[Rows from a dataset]
--------------------
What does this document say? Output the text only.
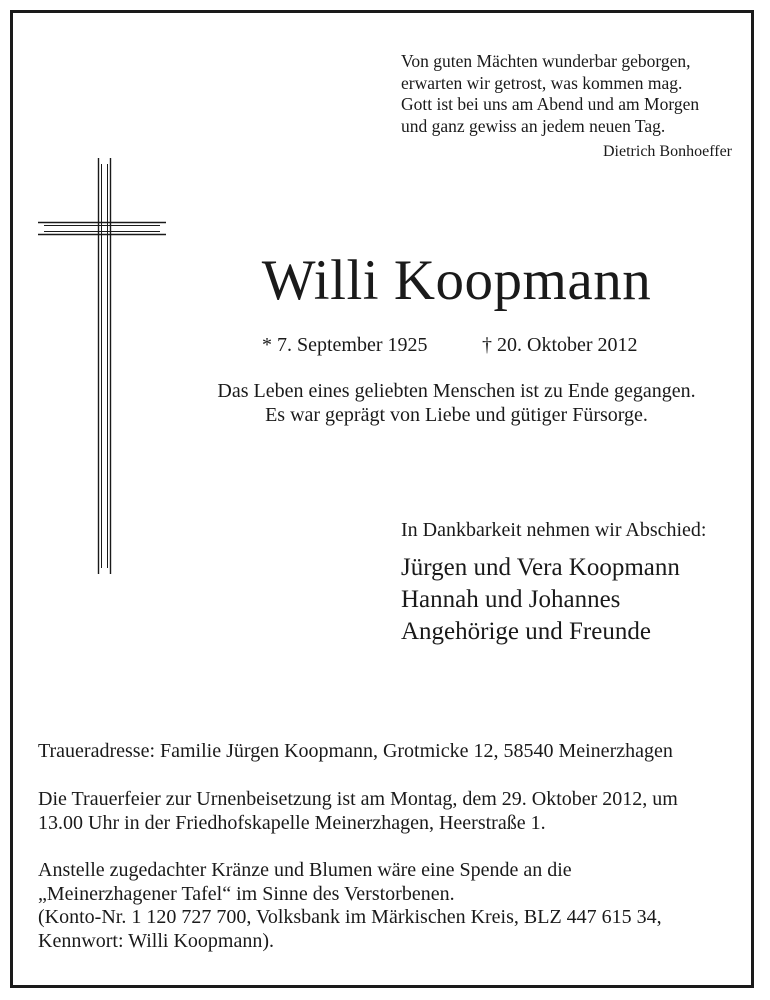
Von guten Mächten wunderbar geborgen,
erwarten wir getrost, was kommen mag.
Gott ist bei uns am Abend und am Morgen
und ganz gewiss an jedem neuen Tag.
Dietrich Bonhoeffer
Willi Koopmann
* 7. September 1925	† 20. Oktober 2012
Das Leben eines geliebten Menschen ist zu Ende gegangen.
Es war geprägt von Liebe und gütiger Fürsorge.
In Dankbarkeit nehmen wir Abschied:
Jürgen und Vera Koopmann
Hannah und Johannes
Angehörige und Freunde
Traueradresse: Familie Jürgen Koopmann, Grotmicke 12, 58540 Meinerzhagen
Die Trauerfeier zur Urnenbeisetzung ist am Montag, dem 29. Oktober 2012, um
13.00 Uhr in der Friedhofskapelle Meinerzhagen, Heerstraße 1.
Anstelle zugedachter Kränze und Blumen wäre eine Spende an die
„Meinerzhagener Tafel“ im Sinne des Verstorbenen.
(Konto-Nr. 1 120 727 700, Volksbank im Märkischen Kreis, BLZ 447 615 34,
Kennwort: Willi Koopmann).
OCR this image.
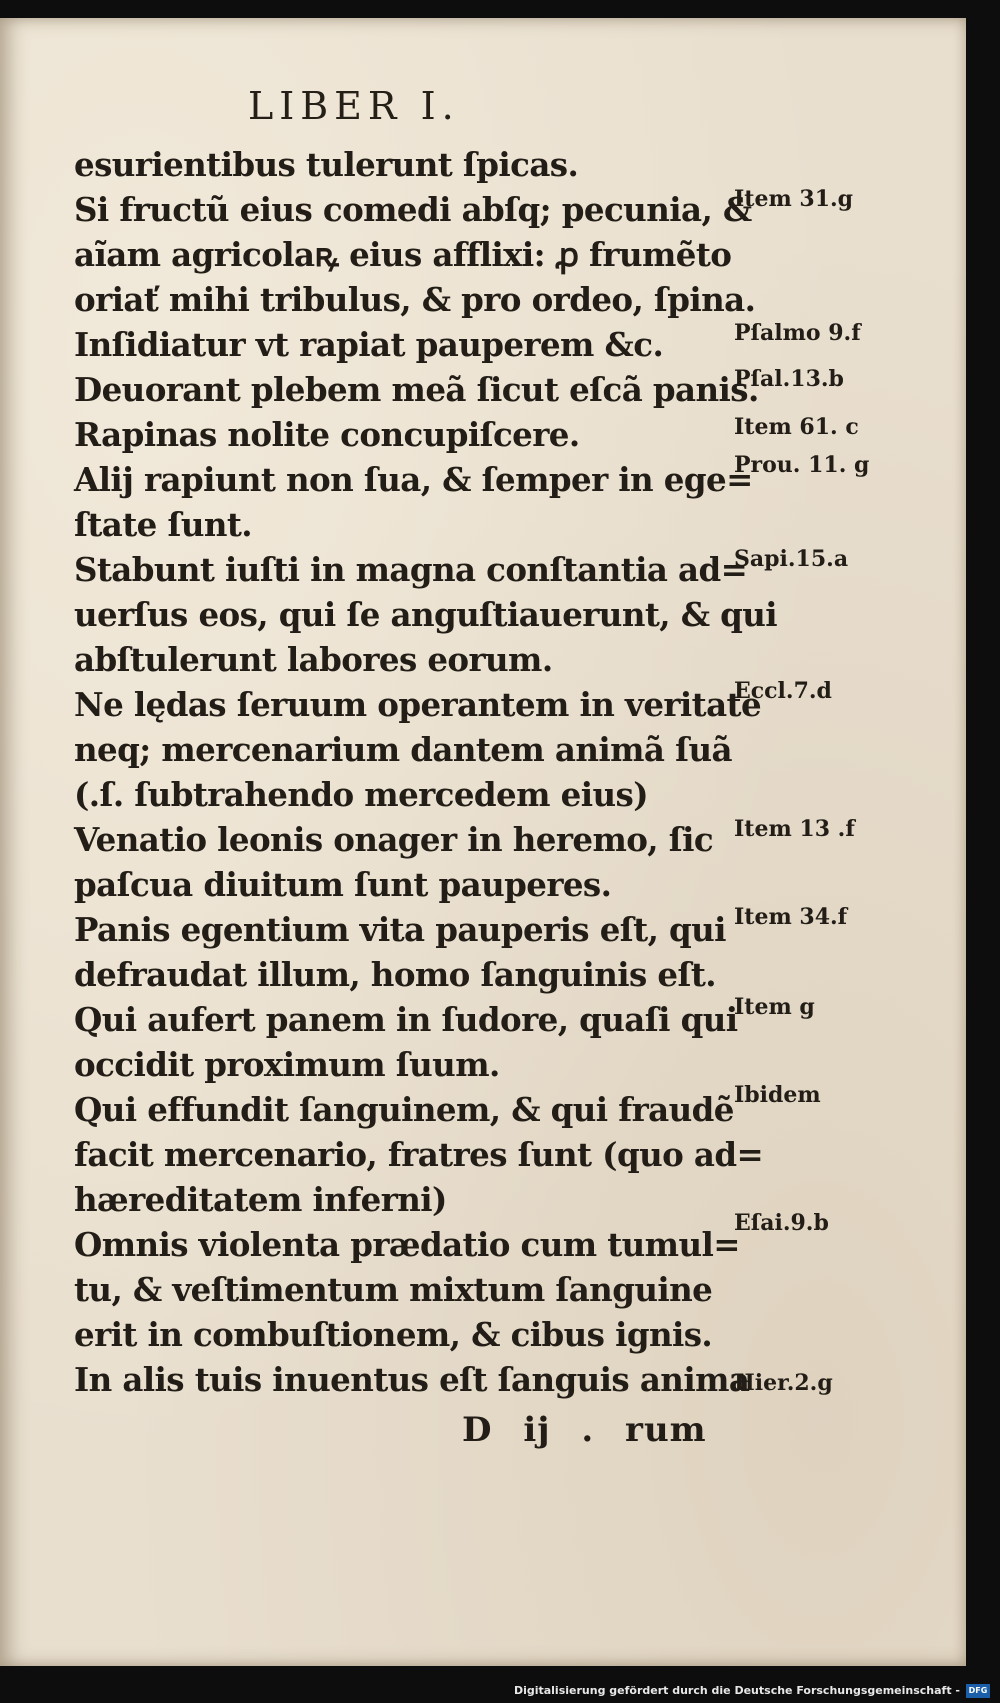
LIBER I.
esurientibus tulerunt ſpicas.
Si fructũ eius comedi abſq; pecunia, &
aĩam agricolaꝶ eius afflixi: ꝓ frumẽto
oriať mihi tribulus, & pro ordeo, ſpina.
Inſidiatur vt rapiat pauperem &c.
Deuorant plebem meã ſicut eſcã panis.
Rapinas nolite concupiſcere.
Alij rapiunt non ſua, & ſemper in ege=
ſtate ſunt.
Stabunt iuſti in magna conſtantia ad=
uerſus eos, qui ſe anguſtiauerunt, & qui
abſtulerunt labores eorum.
Ne lędas ſeruum operantem in veritate
neq; mercenarium dantem animã ſuã
(.ſ. ſubtrahendo mercedem eius)
Venatio leonis onager in heremo, ſic
paſcua diuitum ſunt pauperes.
Panis egentium vita pauperis eſt, qui
defraudat illum, homo ſanguinis eſt.
Qui aufert panem in ſudore, quaſi qui
occidit proximum ſuum.
Qui effundit ſanguinem, & qui fraudẽ
facit mercenario, fratres ſunt (quo ad=
hæreditatem inferni)
Omnis violenta prædatio cum tumul=
tu, & veſtimentum mixtum ſanguine
erit in combuſtionem, & cibus ignis.
In alis tuis inuentus eſt ſanguis anima
Item 31.g
Pſalmo 9.f
Pſal.13.b
Item 61. c
Prou. 11. g
Sapi.15.a
Eccl.7.d
Item 13 .f
Item 34.f
Item g
Ibidem
Eſai.9.b
Hier.2.g
D ij . rum
Digitalisierung gefördert durch die Deutsche Forschungsgemeinschaft -	DFG
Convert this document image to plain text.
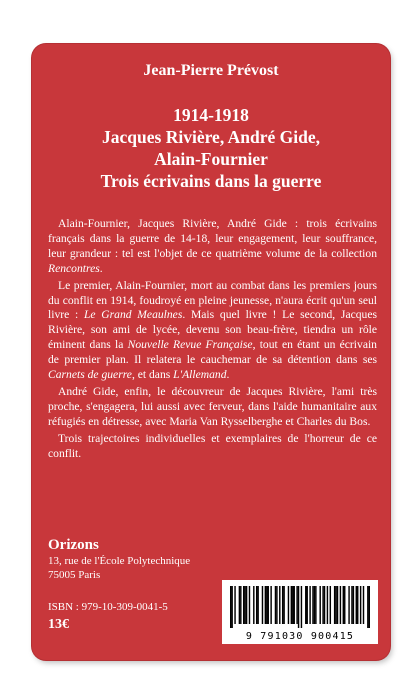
Jean-Pierre Prévost
1914-1918
Jacques Rivière, André Gide,
Alain-Fournier
Trois écrivains dans la guerre

Alain-Fournier, Jacques Rivière, André Gide : trois écrivains français dans la guerre de 14-18, leur engagement, leur souffrance, leur grandeur : tel est l'objet de ce quatrième volume de la collection Rencontres.

Le premier, Alain-Fournier, mort au combat dans les premiers jours du conflit en 1914, foudroyé en pleine jeunesse, n'aura écrit qu'un seul livre : Le Grand Meaulnes. Mais quel livre ! Le second, Jacques Rivière, son ami de lycée, devenu son beau-frère, tiendra un rôle éminent dans la Nouvelle Revue Française, tout en étant un écrivain de premier plan. Il relatera le cauchemar de sa détention dans ses Carnets de guerre, et dans L'Allemand.

André Gide, enfin, le découvreur de Jacques Rivière, l'ami très proche, s'engagera, lui aussi avec ferveur, dans l'aide humanitaire aux réfugiés en détresse, avec Maria Van Rysselberghe et Charles du Bos.

Trois trajectoires individuelles et exemplaires de l'horreur de ce conflit.

Orizons
13, rue de l'École Polytechnique
75005 Paris
ISBN : 979-10-309-0041-5
13€
9 791030 900415
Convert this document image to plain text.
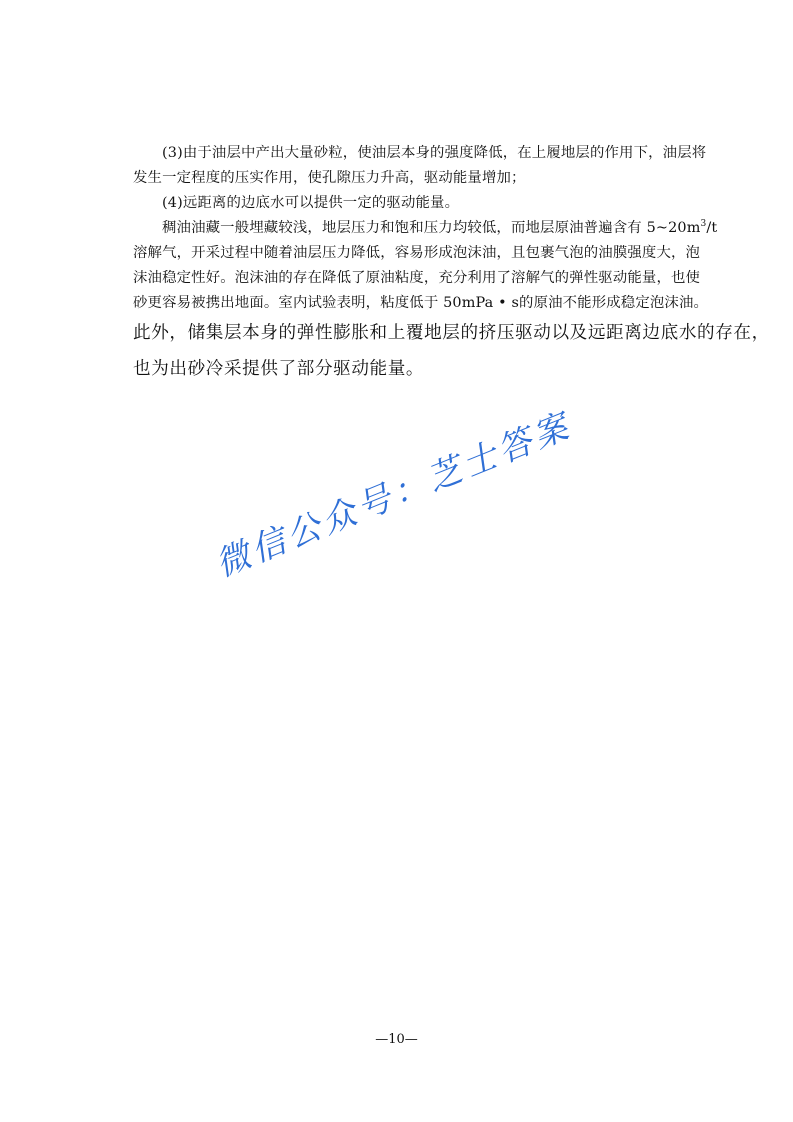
(3)由于油层中产出大量砂粒，使油层本身的强度降低，在上履地层的作用下，油层将
发生一定程度的压实作用，使孔隙压力升高，驱动能量增加；
(4)远距离的边底水可以提供一定的驱动能量。
稠油油藏一般埋藏较浅，地层压力和饱和压力均较低，而地层原油普遍含有 $5\sim 20m^3/t$
溶解气，开采过程中随着油层压力降低，容易形成泡沫油，且包裹气泡的油膜强度大，泡
沫油稳定性好。泡沫油的存在降低了原油粘度，充分利用了溶解气的弹性驱动能量，也使
砂更容易被携出地面。室内试验表明，粘度低于 50mPa • s的原油不能形成稳定泡沫油。
此外，储集层本身的弹性膨胀和上覆地层的挤压驱动以及远距离边底水的存在，
也为出砂冷采提供了部分驱动能量。
微信公众号：芝士答案
—10—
--------------------
**Goal**
Repeat the listing in full and exactly. Leave any pictures out.

**Result of the exercise**
What does this document say? Output the text only.
Von guten Mächten wunderbar geborgen,
erwarten wir getrost, was kommen mag.
Gott ist bei uns am Abend und am Morgen
und ganz gewiss an jedem neuen Tag.
Dietrich Bonhoeffer
Willi Koopmann
* 7. September 1925	† 20. Oktober 2012
Das Leben eines geliebten Menschen ist zu Ende gegangen.
Es war geprägt von Liebe und gütiger Fürsorge.
In Dankbarkeit nehmen wir Abschied:
Jürgen und Vera Koopmann
Hannah und Johannes
Angehörige und Freunde
Traueradresse: Familie Jürgen Koopmann, Grotmicke 12, 58540 Meinerzhagen
Die Trauerfeier zur Urnenbeisetzung ist am Montag, dem 29. Oktober 2012, um
13.00 Uhr in der Friedhofskapelle Meinerzhagen, Heerstraße 1.
Anstelle zugedachter Kränze und Blumen wäre eine Spende an die
„Meinerzhagener Tafel“ im Sinne des Verstorbenen.
(Konto-Nr. 1 120 727 700, Volksbank im Märkischen Kreis, BLZ 447 615 34,
Kennwort: Willi Koopmann).
OCR this image.
LIBER I.
esurientibus tulerunt ſpicas.
Si fructũ eius comedi abſq; pecunia, &
aĩam agricolaꝶ eius afflixi: ꝓ frumẽto
oriať mihi tribulus, & pro ordeo, ſpina.
Inſidiatur vt rapiat pauperem &c.
Deuorant plebem meã ſicut eſcã panis.
Rapinas nolite concupiſcere.
Alij rapiunt non ſua, & ſemper in ege=
ſtate ſunt.
Stabunt iuſti in magna conſtantia ad=
uerſus eos, qui ſe anguſtiauerunt, & qui
abſtulerunt labores eorum.
Ne lędas ſeruum operantem in veritate
neq; mercenarium dantem animã ſuã
(.ſ. ſubtrahendo mercedem eius)
Venatio leonis onager in heremo, ſic
paſcua diuitum ſunt pauperes.
Panis egentium vita pauperis eſt, qui
defraudat illum, homo ſanguinis eſt.
Qui aufert panem in ſudore, quaſi qui
occidit proximum ſuum.
Qui effundit ſanguinem, & qui fraudẽ
facit mercenario, fratres ſunt (quo ad=
hæreditatem inferni)
Omnis violenta prædatio cum tumul=
tu, & veſtimentum mixtum ſanguine
erit in combuſtionem, & cibus ignis.
In alis tuis inuentus eſt ſanguis anima
Item 31.g
Pſalmo 9.f
Pſal.13.b
Item 61. c
Prou. 11. g
Sapi.15.a
Eccl.7.d
Item 13 .f
Item 34.f
Item g
Ibidem
Eſai.9.b
Hier.2.g
D ij . rum
Digitalisierung gefördert durch die Deutsche Forschungsgemeinschaft -	DFG
Convert this document image to plain text.
Jean-Pierre Prévost
1914-1918
Jacques Rivière, André Gide,
Alain-Fournier
Trois écrivains dans la guerre

Alain-Fournier, Jacques Rivière, André Gide : trois écrivains français dans la guerre de 14-18, leur engagement, leur souffrance, leur grandeur : tel est l'objet de ce quatrième volume de la collection Rencontres.

Le premier, Alain-Fournier, mort au combat dans les premiers jours du conflit en 1914, foudroyé en pleine jeunesse, n'aura écrit qu'un seul livre : Le Grand Meaulnes. Mais quel livre ! Le second, Jacques Rivière, son ami de lycée, devenu son beau-frère, tiendra un rôle éminent dans la Nouvelle Revue Française, tout en étant un écrivain de premier plan. Il relatera le cauchemar de sa détention dans ses Carnets de guerre, et dans L'Allemand.

André Gide, enfin, le découvreur de Jacques Rivière, l'ami très proche, s'engagera, lui aussi avec ferveur, dans l'aide humanitaire aux réfugiés en détresse, avec Maria Van Rysselberghe et Charles du Bos.

Trois trajectoires individuelles et exemplaires de l'horreur de ce conflit.

Orizons
13, rue de l'École Polytechnique
75005 Paris
ISBN : 979-10-309-0041-5
13€
9 791030 900415
Convert this document image to plain text.
(3)由于油层中产出大量砂粒，使油层本身的强度降低，在上履地层的作用下，油层将
发生一定程度的压实作用，使孔隙压力升高，驱动能量增加；
(4)远距离的边底水可以提供一定的驱动能量。
稠油油藏一般埋藏较浅，地层压力和饱和压力均较低，而地层原油普遍含有 $5\sim 20m^3/t$
溶解气，开采过程中随着油层压力降低，容易形成泡沫油，且包裹气泡的油膜强度大，泡
沫油稳定性好。泡沫油的存在降低了原油粘度，充分利用了溶解气的弹性驱动能量，也使
砂更容易被携出地面。室内试验表明，粘度低于 50mPa • s的原油不能形成稳定泡沫油。
此外，储集层本身的弹性膨胀和上覆地层的挤压驱动以及远距离边底水的存在，
也为出砂冷采提供了部分驱动能量。
微信公众号：芝士答案
—10—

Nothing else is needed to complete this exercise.